WORK INSTRUCTIONS:
Each record below should be repeated precisely as written.

MATERIAL PROVIDED:
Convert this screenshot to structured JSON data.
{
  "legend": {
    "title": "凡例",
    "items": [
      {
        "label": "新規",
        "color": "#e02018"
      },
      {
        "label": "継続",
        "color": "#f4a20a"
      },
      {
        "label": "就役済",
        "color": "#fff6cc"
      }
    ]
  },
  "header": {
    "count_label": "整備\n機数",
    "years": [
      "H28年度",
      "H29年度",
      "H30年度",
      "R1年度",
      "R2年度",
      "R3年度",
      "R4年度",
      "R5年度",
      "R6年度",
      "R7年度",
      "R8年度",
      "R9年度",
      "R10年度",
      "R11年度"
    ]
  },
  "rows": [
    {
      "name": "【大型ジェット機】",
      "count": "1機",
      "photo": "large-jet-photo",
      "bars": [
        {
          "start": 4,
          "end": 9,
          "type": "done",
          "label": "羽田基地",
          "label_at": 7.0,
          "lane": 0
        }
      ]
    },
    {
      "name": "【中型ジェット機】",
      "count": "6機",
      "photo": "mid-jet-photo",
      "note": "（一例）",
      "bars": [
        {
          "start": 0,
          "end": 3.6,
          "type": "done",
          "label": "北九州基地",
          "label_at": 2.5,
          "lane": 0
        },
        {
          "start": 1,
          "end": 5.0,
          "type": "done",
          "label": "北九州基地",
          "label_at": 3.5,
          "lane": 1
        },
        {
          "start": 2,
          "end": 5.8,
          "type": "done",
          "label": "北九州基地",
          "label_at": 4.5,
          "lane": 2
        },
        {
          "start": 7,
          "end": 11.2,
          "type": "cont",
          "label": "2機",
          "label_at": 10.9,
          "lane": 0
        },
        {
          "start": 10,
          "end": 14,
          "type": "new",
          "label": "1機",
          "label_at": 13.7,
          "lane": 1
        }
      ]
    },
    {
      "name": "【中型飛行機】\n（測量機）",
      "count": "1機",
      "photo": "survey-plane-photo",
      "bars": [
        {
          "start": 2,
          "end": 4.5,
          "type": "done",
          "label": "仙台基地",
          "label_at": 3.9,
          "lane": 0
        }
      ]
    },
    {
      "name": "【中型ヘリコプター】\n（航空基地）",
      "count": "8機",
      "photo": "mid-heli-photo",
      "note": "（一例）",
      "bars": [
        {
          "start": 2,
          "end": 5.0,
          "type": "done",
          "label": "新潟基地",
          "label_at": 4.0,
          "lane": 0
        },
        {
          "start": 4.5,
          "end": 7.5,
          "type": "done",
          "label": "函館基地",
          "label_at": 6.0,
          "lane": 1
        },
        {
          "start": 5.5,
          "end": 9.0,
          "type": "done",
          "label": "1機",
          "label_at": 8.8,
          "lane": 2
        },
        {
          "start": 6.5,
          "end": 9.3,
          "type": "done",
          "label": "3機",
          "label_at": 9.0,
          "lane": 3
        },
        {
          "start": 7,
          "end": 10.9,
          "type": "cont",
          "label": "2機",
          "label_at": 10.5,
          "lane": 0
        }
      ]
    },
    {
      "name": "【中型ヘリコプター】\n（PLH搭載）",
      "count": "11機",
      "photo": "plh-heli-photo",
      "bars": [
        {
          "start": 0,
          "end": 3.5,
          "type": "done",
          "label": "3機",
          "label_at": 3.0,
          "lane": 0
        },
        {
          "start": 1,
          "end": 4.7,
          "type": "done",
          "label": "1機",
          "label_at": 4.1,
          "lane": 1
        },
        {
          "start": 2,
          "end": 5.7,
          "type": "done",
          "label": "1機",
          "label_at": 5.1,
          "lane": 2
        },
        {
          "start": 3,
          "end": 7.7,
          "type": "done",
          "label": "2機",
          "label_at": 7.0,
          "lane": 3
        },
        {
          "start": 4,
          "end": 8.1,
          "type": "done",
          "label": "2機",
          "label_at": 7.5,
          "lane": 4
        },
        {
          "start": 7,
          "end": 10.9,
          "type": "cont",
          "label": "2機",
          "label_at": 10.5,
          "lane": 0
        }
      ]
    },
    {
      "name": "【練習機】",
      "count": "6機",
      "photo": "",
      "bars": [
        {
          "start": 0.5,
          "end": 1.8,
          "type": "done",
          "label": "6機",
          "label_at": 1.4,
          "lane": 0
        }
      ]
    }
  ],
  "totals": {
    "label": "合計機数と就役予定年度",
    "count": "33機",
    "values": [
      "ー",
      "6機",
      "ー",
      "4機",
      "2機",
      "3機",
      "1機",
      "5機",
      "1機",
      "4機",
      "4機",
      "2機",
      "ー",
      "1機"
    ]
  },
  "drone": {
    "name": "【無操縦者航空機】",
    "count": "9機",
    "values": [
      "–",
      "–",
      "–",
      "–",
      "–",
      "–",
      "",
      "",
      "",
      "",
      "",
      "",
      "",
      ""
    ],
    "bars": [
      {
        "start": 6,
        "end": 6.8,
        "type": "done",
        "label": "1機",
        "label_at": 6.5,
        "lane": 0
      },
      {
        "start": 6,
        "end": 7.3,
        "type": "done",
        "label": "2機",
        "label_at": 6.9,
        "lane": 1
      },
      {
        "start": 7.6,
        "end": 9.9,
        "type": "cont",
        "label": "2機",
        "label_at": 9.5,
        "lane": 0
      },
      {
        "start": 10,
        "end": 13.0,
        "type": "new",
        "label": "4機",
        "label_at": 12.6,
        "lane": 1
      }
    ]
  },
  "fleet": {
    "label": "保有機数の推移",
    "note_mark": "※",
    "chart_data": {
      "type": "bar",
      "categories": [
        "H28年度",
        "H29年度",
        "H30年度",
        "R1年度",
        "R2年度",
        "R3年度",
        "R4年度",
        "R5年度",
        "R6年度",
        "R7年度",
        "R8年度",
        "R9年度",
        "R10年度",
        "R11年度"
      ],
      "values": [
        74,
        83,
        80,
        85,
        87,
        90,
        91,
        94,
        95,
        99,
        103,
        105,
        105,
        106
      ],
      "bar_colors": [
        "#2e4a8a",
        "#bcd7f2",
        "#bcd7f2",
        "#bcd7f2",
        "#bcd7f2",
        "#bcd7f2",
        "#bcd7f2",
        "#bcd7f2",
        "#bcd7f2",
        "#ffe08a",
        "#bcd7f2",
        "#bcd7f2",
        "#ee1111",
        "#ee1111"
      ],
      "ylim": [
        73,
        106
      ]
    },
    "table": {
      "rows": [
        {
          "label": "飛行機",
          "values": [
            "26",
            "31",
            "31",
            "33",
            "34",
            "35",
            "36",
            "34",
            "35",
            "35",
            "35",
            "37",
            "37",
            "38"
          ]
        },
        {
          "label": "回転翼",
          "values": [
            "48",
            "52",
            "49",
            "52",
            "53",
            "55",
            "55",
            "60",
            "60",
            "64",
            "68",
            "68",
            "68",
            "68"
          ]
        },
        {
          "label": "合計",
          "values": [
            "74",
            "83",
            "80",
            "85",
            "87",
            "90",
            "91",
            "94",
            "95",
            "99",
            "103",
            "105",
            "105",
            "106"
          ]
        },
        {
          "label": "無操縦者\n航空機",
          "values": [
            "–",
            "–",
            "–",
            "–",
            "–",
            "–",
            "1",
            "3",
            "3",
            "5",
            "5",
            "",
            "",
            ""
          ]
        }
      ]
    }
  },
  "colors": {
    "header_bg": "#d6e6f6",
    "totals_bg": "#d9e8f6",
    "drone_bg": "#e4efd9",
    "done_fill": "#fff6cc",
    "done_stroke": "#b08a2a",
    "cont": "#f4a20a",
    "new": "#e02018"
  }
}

FINAL RESULT:
Convert this screenshot to structured JSON data.
{
  "legend": {
    "title": "凡例",
    "items": [
      {
        "label": "新規",
        "color": "#e02018"
      },
      {
        "label": "継続",
        "color": "#f4a20a"
      },
      {
        "label": "就役済",
        "color": "#fff6cc"
      }
    ]
  },
  "header": {
    "count_label": "整備\n機数",
    "years": [
      "H28年度",
      "H29年度",
      "H30年度",
      "R1年度",
      "R2年度",
      "R3年度",
      "R4年度",
      "R5年度",
      "R6年度",
      "R7年度",
      "R8年度",
      "R9年度",
      "R10年度",
      "R11年度"
    ]
  },
  "rows": [
    {
      "name": "【大型ジェット機】",
      "count": "1機",
      "photo": "large-jet-photo",
      "bars": [
        {
          "start": 4,
          "end": 9,
          "type": "done",
          "label": "羽田基地",
          "label_at": 7.0,
          "lane": 0
        }
      ]
    },
    {
      "name": "【中型ジェット機】",
      "count": "6機",
      "photo": "mid-jet-photo",
      "note": "（一例）",
      "bars": [
        {
          "start": 0,
          "end": 3.6,
          "type": "done",
          "label": "北九州基地",
          "label_at": 2.5,
          "lane": 0
        },
        {
          "start": 1,
          "end": 5.0,
          "type": "done",
          "label": "北九州基地",
          "label_at": 3.5,
          "lane": 1
        },
        {
          "start": 2,
          "end": 5.8,
          "type": "done",
          "label": "北九州基地",
          "label_at": 4.5,
          "lane": 2
        },
        {
          "start": 7,
          "end": 11.2,
          "type": "cont",
          "label": "2機",
          "label_at": 10.9,
          "lane": 0
        },
        {
          "start": 10,
          "end": 14,
          "type": "new",
          "label": "1機",
          "label_at": 13.7,
          "lane": 1
        }
      ]
    },
    {
      "name": "【中型飛行機】\n（測量機）",
      "count": "1機",
      "photo": "survey-plane-photo",
      "bars": [
        {
          "start": 2,
          "end": 4.5,
          "type": "done",
          "label": "仙台基地",
          "label_at": 3.9,
          "lane": 0
        }
      ]
    },
    {
      "name": "【中型ヘリコプター】\n（航空基地）",
      "count": "8機",
      "photo": "mid-heli-photo",
      "note": "（一例）",
      "bars": [
        {
          "start": 2,
          "end": 5.0,
          "type": "done",
          "label": "新潟基地",
          "label_at": 4.0,
          "lane": 0
        },
        {
          "start": 4.5,
          "end": 7.5,
          "type": "done",
          "label": "函館基地",
          "label_at": 6.0,
          "lane": 1
        },
        {
          "start": 5.5,
          "end": 9.0,
          "type": "done",
          "label": "1機",
          "label_at": 8.8,
          "lane": 2
        },
        {
          "start": 6.5,
          "end": 9.3,
          "type": "done",
          "label": "3機",
          "label_at": 9.0,
          "lane": 3
        },
        {
          "start": 7,
          "end": 10.9,
          "type": "cont",
          "label": "2機",
          "label_at": 10.5,
          "lane": 0
        }
      ]
    },
    {
      "name": "【中型ヘリコプター】\n（PLH搭載）",
      "count": "11機",
      "photo": "plh-heli-photo",
      "bars": [
        {
          "start": 0,
          "end": 3.5,
          "type": "done",
          "label": "3機",
          "label_at": 3.0,
          "lane": 0
        },
        {
          "start": 1,
          "end": 4.7,
          "type": "done",
          "label": "1機",
          "label_at": 4.1,
          "lane": 1
        },
        {
          "start": 2,
          "end": 5.7,
          "type": "done",
          "label": "1機",
          "label_at": 5.1,
          "lane": 2
        },
        {
          "start": 3,
          "end": 7.7,
          "type": "done",
          "label": "2機",
          "label_at": 7.0,
          "lane": 3
        },
        {
          "start": 4,
          "end": 8.1,
          "type": "done",
          "label": "2機",
          "label_at": 7.5,
          "lane": 4
        },
        {
          "start": 7,
          "end": 10.9,
          "type": "cont",
          "label": "2機",
          "label_at": 10.5,
          "lane": 0
        }
      ]
    },
    {
      "name": "【練習機】",
      "count": "6機",
      "photo": "",
      "bars": [
        {
          "start": 0.5,
          "end": 1.8,
          "type": "done",
          "label": "6機",
          "label_at": 1.4,
          "lane": 0
        }
      ]
    }
  ],
  "totals": {
    "label": "合計機数と就役予定年度",
    "count": "33機",
    "values": [
      "ー",
      "6機",
      "ー",
      "4機",
      "2機",
      "3機",
      "1機",
      "5機",
      "1機",
      "4機",
      "4機",
      "2機",
      "ー",
      "1機"
    ]
  },
  "drone": {
    "name": "【無操縦者航空機】",
    "count": "9機",
    "values": [
      "–",
      "–",
      "–",
      "–",
      "–",
      "–",
      "",
      "",
      "",
      "",
      "",
      "",
      "",
      ""
    ],
    "bars": [
      {
        "start": 6,
        "end": 6.8,
        "type": "done",
        "label": "1機",
        "label_at": 6.5,
        "lane": 0
      },
      {
        "start": 6,
        "end": 7.3,
        "type": "done",
        "label": "2機",
        "label_at": 6.9,
        "lane": 1
      },
      {
        "start": 7.6,
        "end": 9.9,
        "type": "cont",
        "label": "2機",
        "label_at": 9.5,
        "lane": 0
      },
      {
        "start": 10,
        "end": 13.0,
        "type": "new",
        "label": "4機",
        "label_at": 12.6,
        "lane": 1
      }
    ]
  },
  "fleet": {
    "label": "保有機数の推移",
    "note_mark": "※",
    "chart_data": {
      "type": "bar",
      "categories": [
        "H28年度",
        "H29年度",
        "H30年度",
        "R1年度",
        "R2年度",
        "R3年度",
        "R4年度",
        "R5年度",
        "R6年度",
        "R7年度",
        "R8年度",
        "R9年度",
        "R10年度",
        "R11年度"
      ],
      "values": [
        74,
        83,
        80,
        85,
        87,
        90,
        91,
        94,
        95,
        99,
        103,
        105,
        105,
        106
      ],
      "bar_colors": [
        "#2e4a8a",
        "#bcd7f2",
        "#bcd7f2",
        "#bcd7f2",
        "#bcd7f2",
        "#bcd7f2",
        "#bcd7f2",
        "#bcd7f2",
        "#bcd7f2",
        "#ffe08a",
        "#bcd7f2",
        "#bcd7f2",
        "#ee1111",
        "#ee1111"
      ],
      "ylim": [
        73,
        106
      ]
    },
    "table": {
      "rows": [
        {
          "label": "飛行機",
          "values": [
            "26",
            "31",
            "31",
            "33",
            "34",
            "35",
            "36",
            "34",
            "35",
            "35",
            "35",
            "37",
            "37",
            "38"
          ]
        },
        {
          "label": "回転翼",
          "values": [
            "48",
            "52",
            "49",
            "52",
            "53",
            "55",
            "55",
            "60",
            "60",
            "64",
            "68",
            "68",
            "68",
            "68"
          ]
        },
        {
          "label": "合計",
          "values": [
            "74",
            "83",
            "80",
            "85",
            "87",
            "90",
            "91",
            "94",
            "95",
            "99",
            "103",
            "105",
            "105",
            "106"
          ]
        },
        {
          "label": "無操縦者\n航空機",
          "values": [
            "–",
            "–",
            "–",
            "–",
            "–",
            "–",
            "1",
            "3",
            "3",
            "5",
            "5",
            "",
            "",
            ""
          ]
        }
      ]
    }
  },
  "colors": {
    "header_bg": "#d6e6f6",
    "totals_bg": "#d9e8f6",
    "drone_bg": "#e4efd9",
    "done_fill": "#fff6cc",
    "done_stroke": "#b08a2a",
    "cont": "#f4a20a",
    "new": "#e02018"
  }
}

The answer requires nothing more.